[Dataset rows about figures]

[start]

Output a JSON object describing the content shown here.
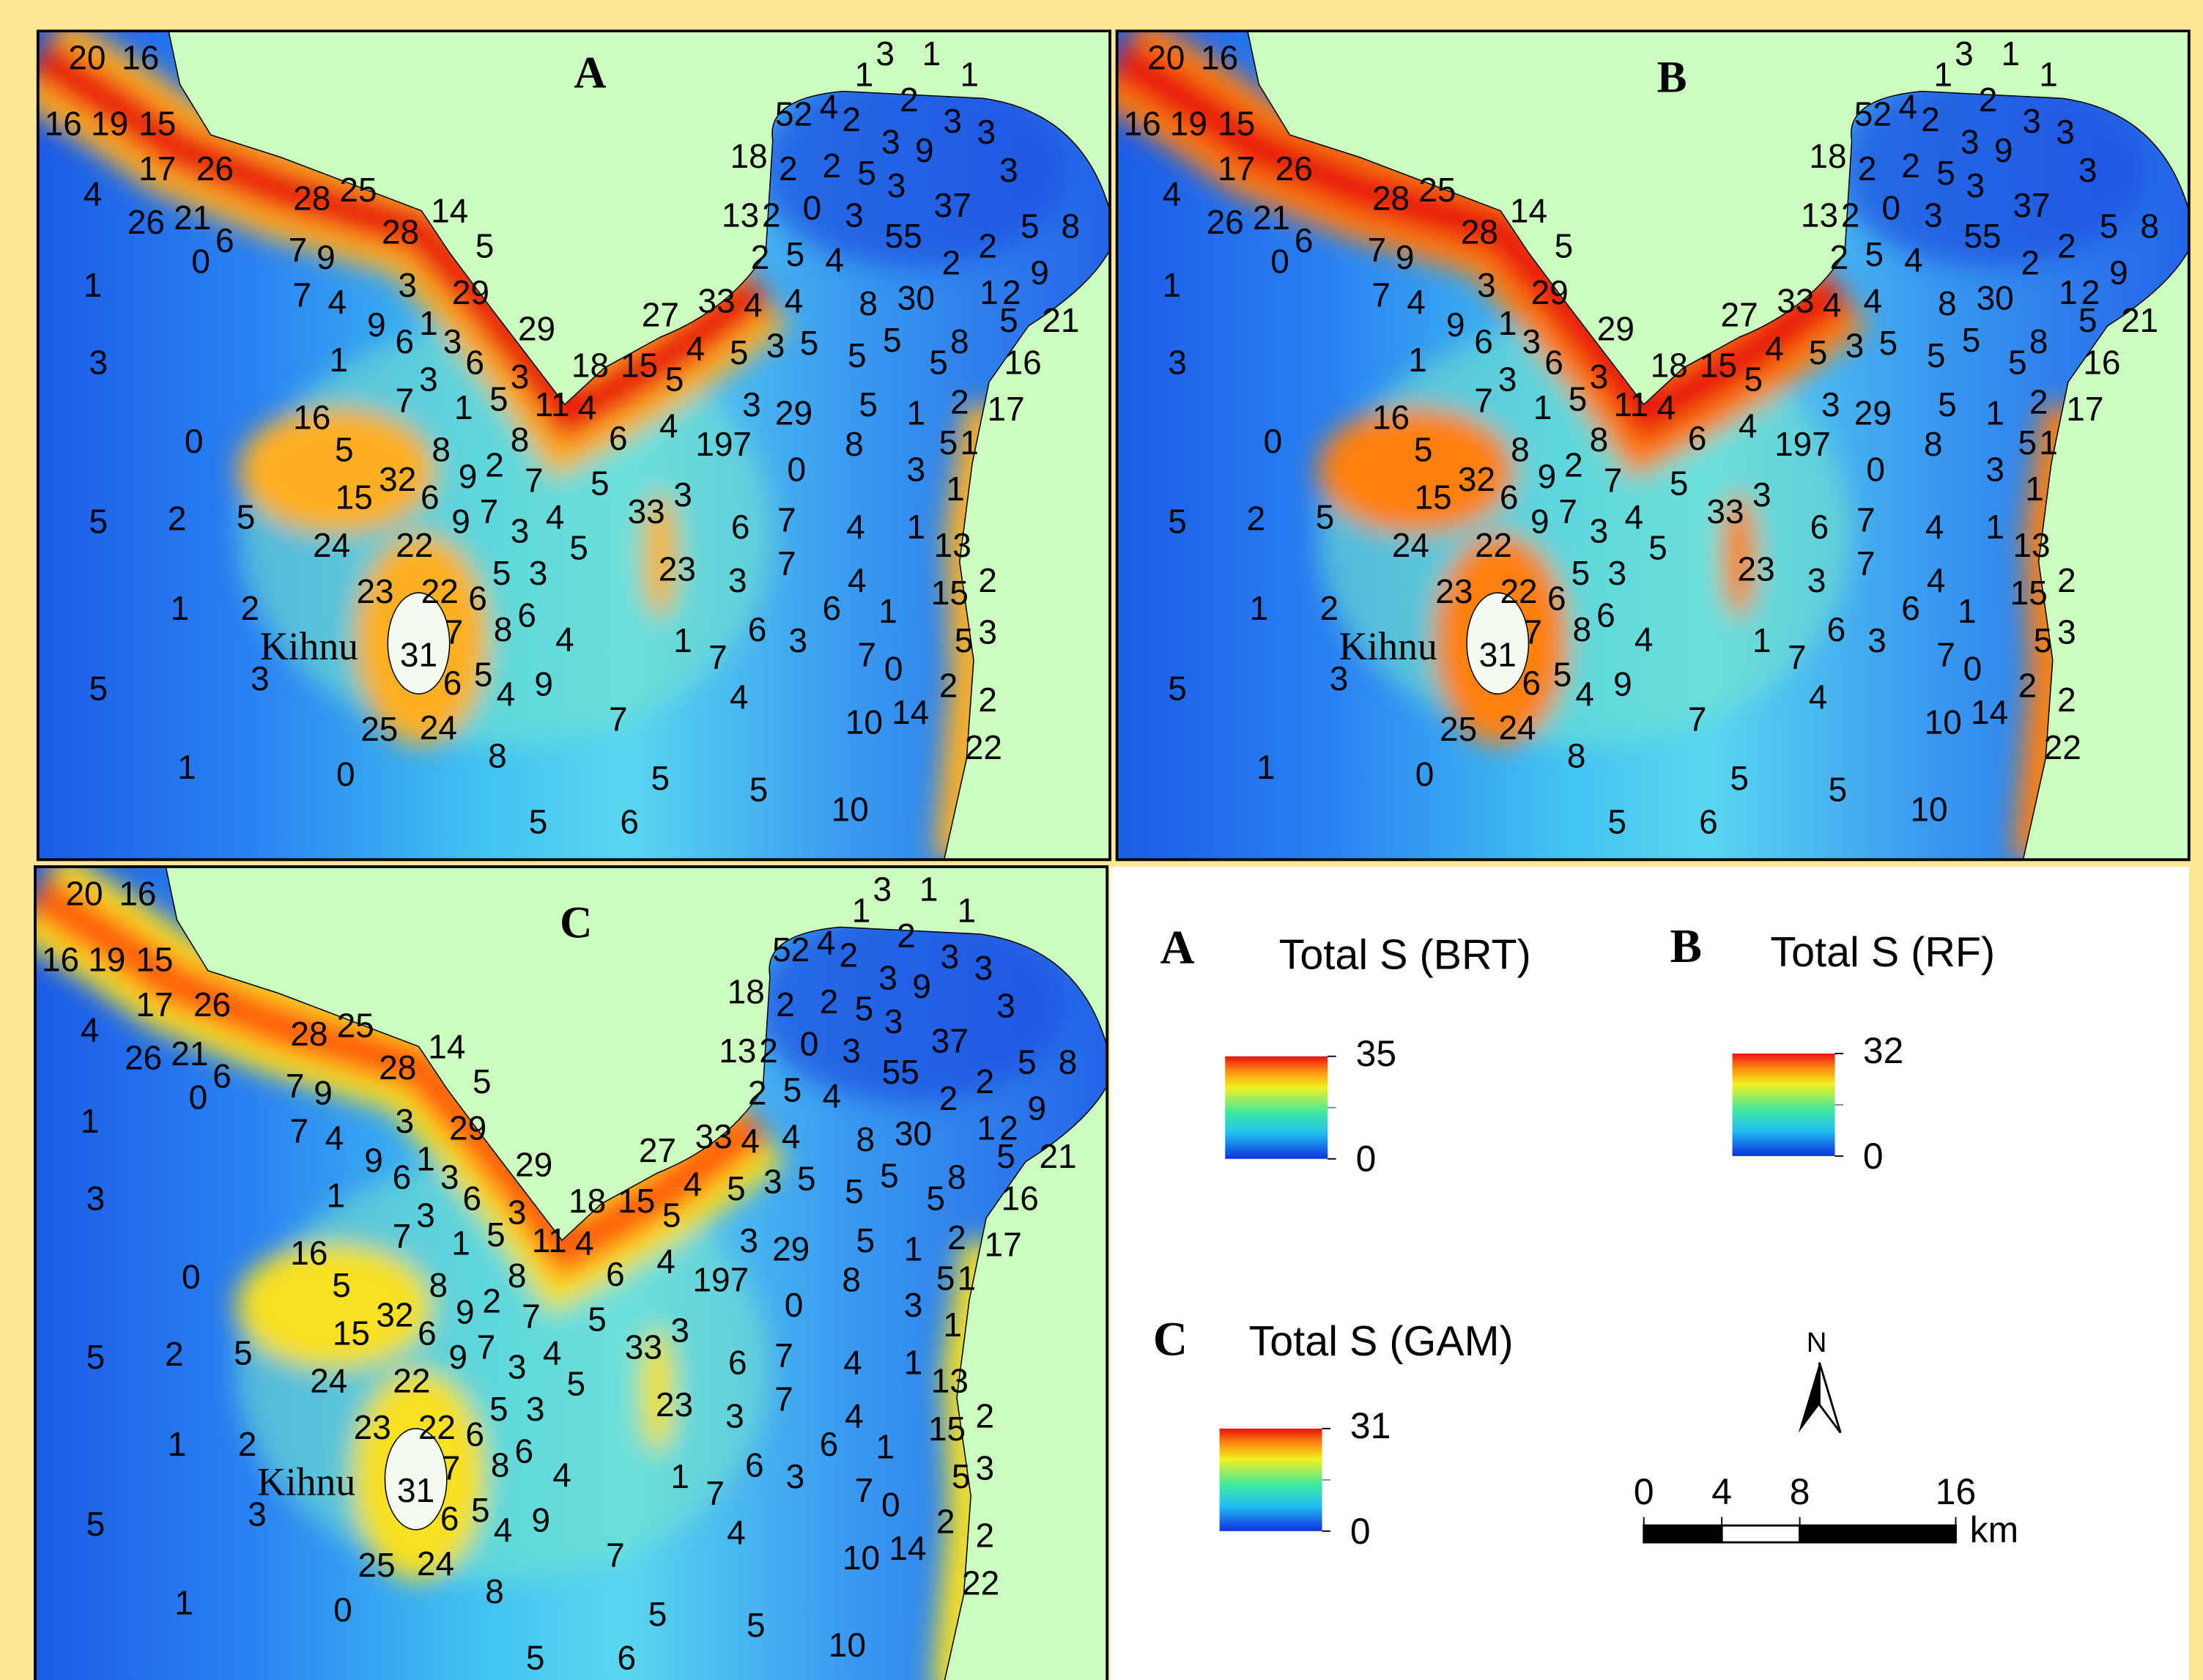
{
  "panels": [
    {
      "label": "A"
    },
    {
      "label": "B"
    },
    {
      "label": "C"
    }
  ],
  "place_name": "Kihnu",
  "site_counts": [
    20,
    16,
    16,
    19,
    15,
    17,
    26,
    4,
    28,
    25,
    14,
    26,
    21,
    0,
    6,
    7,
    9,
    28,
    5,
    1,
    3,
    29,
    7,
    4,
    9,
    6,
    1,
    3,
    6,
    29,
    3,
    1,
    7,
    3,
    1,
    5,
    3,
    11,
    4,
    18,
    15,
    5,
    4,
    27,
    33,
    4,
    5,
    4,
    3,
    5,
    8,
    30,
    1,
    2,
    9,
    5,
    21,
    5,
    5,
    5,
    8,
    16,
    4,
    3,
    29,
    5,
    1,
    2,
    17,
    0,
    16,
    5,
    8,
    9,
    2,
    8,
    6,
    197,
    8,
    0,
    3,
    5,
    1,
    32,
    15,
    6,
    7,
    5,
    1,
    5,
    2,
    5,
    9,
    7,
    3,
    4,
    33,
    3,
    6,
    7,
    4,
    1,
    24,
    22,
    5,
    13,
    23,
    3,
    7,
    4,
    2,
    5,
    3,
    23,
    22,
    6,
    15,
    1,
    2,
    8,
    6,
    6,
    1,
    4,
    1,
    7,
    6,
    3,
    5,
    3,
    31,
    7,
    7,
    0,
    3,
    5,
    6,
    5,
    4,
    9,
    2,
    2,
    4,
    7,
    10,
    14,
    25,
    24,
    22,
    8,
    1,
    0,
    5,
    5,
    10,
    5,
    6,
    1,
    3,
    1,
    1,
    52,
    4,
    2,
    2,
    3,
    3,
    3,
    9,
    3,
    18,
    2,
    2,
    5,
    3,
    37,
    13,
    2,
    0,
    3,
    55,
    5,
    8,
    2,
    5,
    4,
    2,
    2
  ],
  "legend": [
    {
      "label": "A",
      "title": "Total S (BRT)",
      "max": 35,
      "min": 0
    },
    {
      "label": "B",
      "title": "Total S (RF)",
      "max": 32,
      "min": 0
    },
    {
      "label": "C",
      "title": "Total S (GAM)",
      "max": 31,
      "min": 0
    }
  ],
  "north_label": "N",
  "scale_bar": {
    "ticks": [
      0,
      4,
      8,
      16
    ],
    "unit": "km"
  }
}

[end]

What to work on: Restate the records above in full, word for word. Keep pictures out.

Final result:
Output a JSON object describing the content shown here.
{
  "panels": [
    {
      "label": "A"
    },
    {
      "label": "B"
    },
    {
      "label": "C"
    }
  ],
  "place_name": "Kihnu",
  "site_counts": [
    20,
    16,
    16,
    19,
    15,
    17,
    26,
    4,
    28,
    25,
    14,
    26,
    21,
    0,
    6,
    7,
    9,
    28,
    5,
    1,
    3,
    29,
    7,
    4,
    9,
    6,
    1,
    3,
    6,
    29,
    3,
    1,
    7,
    3,
    1,
    5,
    3,
    11,
    4,
    18,
    15,
    5,
    4,
    27,
    33,
    4,
    5,
    4,
    3,
    5,
    8,
    30,
    1,
    2,
    9,
    5,
    21,
    5,
    5,
    5,
    8,
    16,
    4,
    3,
    29,
    5,
    1,
    2,
    17,
    0,
    16,
    5,
    8,
    9,
    2,
    8,
    6,
    197,
    8,
    0,
    3,
    5,
    1,
    32,
    15,
    6,
    7,
    5,
    1,
    5,
    2,
    5,
    9,
    7,
    3,
    4,
    33,
    3,
    6,
    7,
    4,
    1,
    24,
    22,
    5,
    13,
    23,
    3,
    7,
    4,
    2,
    5,
    3,
    23,
    22,
    6,
    15,
    1,
    2,
    8,
    6,
    6,
    1,
    4,
    1,
    7,
    6,
    3,
    5,
    3,
    31,
    7,
    7,
    0,
    3,
    5,
    6,
    5,
    4,
    9,
    2,
    2,
    4,
    7,
    10,
    14,
    25,
    24,
    22,
    8,
    1,
    0,
    5,
    5,
    10,
    5,
    6,
    1,
    3,
    1,
    1,
    52,
    4,
    2,
    2,
    3,
    3,
    3,
    9,
    3,
    18,
    2,
    2,
    5,
    3,
    37,
    13,
    2,
    0,
    3,
    55,
    5,
    8,
    2,
    5,
    4,
    2,
    2
  ],
  "legend": [
    {
      "label": "A",
      "title": "Total S (BRT)",
      "max": 35,
      "min": 0
    },
    {
      "label": "B",
      "title": "Total S (RF)",
      "max": 32,
      "min": 0
    },
    {
      "label": "C",
      "title": "Total S (GAM)",
      "max": 31,
      "min": 0
    }
  ],
  "north_label": "N",
  "scale_bar": {
    "ticks": [
      0,
      4,
      8,
      16
    ],
    "unit": "km"
  }
}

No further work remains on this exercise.